**** Material ****

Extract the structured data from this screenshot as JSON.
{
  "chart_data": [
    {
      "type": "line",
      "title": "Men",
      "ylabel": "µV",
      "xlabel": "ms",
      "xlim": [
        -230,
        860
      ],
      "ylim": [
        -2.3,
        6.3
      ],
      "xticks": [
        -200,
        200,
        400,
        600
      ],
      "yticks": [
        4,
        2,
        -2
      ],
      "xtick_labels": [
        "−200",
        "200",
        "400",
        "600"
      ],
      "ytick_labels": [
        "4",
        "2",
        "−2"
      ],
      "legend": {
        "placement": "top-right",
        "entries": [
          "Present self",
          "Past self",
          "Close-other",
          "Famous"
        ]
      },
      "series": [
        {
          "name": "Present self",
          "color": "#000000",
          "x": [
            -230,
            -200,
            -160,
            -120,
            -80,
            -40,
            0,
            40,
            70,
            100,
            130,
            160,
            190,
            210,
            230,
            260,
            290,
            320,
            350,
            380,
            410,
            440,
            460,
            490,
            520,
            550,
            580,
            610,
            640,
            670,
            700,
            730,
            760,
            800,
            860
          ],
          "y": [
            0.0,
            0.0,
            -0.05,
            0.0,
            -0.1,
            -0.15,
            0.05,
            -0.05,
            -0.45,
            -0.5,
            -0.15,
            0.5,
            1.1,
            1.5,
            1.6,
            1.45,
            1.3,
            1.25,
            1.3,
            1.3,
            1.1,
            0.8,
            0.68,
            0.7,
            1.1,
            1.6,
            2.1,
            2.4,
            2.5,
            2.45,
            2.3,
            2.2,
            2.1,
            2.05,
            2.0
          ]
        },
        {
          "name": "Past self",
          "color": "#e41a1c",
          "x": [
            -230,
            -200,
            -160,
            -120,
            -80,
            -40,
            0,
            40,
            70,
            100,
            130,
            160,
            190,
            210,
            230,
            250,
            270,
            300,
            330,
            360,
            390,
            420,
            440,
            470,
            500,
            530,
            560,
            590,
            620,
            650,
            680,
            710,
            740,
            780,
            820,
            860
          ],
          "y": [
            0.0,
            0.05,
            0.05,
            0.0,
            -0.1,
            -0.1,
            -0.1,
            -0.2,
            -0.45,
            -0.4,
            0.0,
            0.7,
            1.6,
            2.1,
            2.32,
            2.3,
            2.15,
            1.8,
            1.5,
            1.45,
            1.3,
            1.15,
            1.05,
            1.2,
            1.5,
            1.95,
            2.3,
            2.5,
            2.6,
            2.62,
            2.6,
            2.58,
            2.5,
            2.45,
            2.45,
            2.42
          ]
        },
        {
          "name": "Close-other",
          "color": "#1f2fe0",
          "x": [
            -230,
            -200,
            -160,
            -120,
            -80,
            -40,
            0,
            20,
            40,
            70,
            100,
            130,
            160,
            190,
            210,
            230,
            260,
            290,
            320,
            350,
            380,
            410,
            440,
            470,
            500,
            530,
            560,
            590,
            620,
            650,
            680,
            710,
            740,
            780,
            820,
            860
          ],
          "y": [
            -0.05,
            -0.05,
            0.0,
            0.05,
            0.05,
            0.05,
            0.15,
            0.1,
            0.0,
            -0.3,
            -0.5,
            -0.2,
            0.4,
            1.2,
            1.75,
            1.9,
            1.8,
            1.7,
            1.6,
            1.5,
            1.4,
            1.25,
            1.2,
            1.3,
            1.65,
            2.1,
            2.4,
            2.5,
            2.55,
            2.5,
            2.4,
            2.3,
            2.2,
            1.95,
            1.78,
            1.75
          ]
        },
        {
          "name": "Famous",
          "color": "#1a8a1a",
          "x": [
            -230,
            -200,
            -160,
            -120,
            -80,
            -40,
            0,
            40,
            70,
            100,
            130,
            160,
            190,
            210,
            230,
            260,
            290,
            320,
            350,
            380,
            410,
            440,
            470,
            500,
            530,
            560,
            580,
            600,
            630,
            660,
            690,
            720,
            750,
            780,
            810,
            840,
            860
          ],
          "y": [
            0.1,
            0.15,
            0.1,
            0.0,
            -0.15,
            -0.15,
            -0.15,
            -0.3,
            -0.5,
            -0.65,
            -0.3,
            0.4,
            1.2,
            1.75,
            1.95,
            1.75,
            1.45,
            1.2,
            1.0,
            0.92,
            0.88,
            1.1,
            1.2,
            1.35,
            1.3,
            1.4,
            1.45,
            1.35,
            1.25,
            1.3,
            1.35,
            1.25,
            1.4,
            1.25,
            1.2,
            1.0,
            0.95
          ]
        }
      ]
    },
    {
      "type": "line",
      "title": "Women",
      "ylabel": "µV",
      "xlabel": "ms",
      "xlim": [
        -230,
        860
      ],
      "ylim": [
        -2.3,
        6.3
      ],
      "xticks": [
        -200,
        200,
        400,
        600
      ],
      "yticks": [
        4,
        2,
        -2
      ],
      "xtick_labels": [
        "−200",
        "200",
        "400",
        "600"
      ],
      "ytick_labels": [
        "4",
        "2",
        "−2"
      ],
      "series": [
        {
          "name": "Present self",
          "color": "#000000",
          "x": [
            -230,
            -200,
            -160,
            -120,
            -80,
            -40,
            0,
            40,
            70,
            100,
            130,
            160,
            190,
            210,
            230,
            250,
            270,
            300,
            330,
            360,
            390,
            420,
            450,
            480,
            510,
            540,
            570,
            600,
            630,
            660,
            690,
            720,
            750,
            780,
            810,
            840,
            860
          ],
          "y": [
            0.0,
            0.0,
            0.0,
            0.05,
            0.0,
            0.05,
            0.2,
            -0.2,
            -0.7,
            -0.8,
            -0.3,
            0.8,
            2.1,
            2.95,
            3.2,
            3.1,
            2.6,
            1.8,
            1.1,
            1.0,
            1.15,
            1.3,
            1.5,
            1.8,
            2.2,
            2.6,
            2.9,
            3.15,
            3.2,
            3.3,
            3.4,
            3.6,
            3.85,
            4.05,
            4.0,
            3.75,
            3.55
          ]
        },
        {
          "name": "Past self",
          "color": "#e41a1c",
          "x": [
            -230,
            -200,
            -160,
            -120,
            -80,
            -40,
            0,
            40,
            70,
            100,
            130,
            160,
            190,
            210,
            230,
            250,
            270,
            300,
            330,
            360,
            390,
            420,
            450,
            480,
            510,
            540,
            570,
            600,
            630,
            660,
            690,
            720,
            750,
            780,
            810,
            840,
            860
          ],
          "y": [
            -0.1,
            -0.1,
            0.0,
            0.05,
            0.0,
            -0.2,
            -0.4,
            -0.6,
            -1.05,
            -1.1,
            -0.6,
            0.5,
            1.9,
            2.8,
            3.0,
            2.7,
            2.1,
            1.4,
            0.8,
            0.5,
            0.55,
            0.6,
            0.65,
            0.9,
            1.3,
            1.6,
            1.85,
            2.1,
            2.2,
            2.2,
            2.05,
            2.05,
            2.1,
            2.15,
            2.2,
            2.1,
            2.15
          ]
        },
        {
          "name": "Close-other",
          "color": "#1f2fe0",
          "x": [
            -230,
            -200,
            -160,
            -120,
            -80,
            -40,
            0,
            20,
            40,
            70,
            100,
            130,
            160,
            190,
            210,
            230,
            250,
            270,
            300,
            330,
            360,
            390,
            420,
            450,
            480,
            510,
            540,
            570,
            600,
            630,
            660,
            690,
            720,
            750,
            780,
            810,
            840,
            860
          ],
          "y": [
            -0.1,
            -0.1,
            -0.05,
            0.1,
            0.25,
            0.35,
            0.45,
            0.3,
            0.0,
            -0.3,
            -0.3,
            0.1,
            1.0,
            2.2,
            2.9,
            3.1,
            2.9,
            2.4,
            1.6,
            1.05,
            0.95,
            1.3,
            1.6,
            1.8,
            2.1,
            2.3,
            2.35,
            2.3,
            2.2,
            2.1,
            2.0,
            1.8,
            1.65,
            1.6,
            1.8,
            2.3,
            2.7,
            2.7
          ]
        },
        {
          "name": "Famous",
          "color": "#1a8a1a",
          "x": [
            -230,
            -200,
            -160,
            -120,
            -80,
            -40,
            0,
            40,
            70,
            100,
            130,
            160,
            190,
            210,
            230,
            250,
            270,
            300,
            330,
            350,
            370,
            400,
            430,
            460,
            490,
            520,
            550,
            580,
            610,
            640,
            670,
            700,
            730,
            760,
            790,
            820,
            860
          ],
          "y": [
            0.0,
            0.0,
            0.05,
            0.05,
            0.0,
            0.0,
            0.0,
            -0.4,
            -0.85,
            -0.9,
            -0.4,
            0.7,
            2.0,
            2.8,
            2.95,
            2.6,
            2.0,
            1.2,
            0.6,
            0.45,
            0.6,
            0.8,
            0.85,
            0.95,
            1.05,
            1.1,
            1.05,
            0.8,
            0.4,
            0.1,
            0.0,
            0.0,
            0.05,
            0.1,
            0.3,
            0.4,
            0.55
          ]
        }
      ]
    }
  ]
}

****
**** Material ****

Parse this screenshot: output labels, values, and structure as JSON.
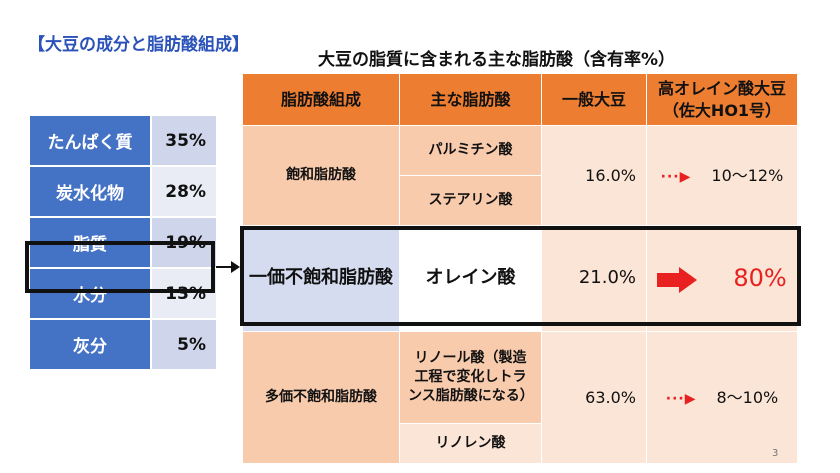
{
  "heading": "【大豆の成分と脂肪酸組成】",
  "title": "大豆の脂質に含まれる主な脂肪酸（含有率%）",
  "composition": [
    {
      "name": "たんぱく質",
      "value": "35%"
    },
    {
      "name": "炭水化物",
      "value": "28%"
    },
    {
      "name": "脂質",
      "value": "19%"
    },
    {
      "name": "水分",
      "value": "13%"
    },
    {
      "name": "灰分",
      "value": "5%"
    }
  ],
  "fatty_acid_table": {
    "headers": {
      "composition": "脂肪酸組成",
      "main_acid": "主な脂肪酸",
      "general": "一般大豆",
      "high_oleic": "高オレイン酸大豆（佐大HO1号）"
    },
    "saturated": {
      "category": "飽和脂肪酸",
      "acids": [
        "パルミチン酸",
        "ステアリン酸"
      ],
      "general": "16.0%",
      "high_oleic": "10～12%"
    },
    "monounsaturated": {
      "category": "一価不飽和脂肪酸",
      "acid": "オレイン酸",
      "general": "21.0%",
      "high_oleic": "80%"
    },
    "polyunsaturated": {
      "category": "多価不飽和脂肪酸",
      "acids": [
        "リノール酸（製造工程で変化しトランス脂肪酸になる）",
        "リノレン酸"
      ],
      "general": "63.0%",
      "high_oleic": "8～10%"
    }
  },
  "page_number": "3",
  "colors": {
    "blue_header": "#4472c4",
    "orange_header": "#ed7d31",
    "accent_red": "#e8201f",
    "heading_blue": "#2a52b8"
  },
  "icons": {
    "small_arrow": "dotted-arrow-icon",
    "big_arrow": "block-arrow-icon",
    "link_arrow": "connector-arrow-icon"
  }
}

****

## [Stated problem]
Select the lines that carry the string "screenshot" and copy them.

## [Exercise result]
Extract the structured data from this screenshot as JSON.
Parse this screenshot: output labels, values, and structure as JSON.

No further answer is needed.